SET PROBLEM: Go through the listing and copy each line with the string "appareils".

DATASET ENTRIES:

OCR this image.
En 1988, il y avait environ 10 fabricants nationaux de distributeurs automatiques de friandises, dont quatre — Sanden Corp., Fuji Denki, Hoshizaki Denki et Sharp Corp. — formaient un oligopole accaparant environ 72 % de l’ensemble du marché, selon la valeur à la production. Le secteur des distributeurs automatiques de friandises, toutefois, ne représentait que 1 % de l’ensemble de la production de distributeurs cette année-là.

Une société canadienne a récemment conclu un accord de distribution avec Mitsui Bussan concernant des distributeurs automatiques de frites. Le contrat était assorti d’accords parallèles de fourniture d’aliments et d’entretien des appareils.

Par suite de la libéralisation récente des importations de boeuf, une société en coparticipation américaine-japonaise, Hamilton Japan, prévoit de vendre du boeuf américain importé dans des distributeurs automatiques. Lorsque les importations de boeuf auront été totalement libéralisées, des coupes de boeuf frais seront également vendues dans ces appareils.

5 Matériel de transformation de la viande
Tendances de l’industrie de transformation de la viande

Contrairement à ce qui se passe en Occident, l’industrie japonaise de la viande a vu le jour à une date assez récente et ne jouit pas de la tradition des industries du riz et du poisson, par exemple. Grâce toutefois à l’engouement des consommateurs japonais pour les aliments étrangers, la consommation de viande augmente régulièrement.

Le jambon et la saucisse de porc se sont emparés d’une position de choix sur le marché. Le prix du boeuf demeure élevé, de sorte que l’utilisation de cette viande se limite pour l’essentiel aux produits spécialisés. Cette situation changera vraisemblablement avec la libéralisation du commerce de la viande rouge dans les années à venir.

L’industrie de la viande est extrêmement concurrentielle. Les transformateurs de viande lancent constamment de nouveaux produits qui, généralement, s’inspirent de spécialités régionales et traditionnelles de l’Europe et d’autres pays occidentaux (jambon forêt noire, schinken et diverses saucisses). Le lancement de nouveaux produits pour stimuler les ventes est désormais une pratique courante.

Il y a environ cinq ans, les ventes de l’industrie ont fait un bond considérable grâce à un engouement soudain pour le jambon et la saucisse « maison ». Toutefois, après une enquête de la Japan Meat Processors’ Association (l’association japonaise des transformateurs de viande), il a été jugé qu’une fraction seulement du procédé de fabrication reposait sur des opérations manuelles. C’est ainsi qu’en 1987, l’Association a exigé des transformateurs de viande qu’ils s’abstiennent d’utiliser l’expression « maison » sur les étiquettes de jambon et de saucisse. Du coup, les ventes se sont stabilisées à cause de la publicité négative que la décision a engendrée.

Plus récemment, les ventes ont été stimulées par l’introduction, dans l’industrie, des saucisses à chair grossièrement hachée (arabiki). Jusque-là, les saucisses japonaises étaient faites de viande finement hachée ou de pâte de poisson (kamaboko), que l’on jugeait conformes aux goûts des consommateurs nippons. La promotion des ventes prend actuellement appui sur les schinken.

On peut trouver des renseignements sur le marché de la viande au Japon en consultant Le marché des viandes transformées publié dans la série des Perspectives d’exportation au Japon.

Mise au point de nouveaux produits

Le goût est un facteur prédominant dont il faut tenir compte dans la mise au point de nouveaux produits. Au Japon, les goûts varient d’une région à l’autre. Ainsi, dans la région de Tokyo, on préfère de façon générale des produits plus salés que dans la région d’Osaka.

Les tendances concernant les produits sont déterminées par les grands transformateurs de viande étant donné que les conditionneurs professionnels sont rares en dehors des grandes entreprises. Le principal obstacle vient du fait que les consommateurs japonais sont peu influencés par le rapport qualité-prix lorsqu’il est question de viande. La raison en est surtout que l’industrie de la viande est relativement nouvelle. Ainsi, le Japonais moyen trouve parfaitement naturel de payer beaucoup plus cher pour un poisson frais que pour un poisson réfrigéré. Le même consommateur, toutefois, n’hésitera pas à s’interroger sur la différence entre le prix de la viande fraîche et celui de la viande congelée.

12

RESULT:
Une société canadienne a récemment conclu un accord de distribution avec Mitsui Bussan concernant des distributeurs automatiques de frites. Le contrat était assorti d’accords parallèles de fourniture d’aliments et d’entretien des appareils.
Par suite de la libéralisation récente des importations de boeuf, une société en coparticipation américaine-japonaise, Hamilton Japan, prévoit de vendre du boeuf américain importé dans des distributeurs automatiques. Lorsque les importations de boeuf auront été totalement libéralisées, des coupes de boeuf frais seront également vendues dans ces appareils.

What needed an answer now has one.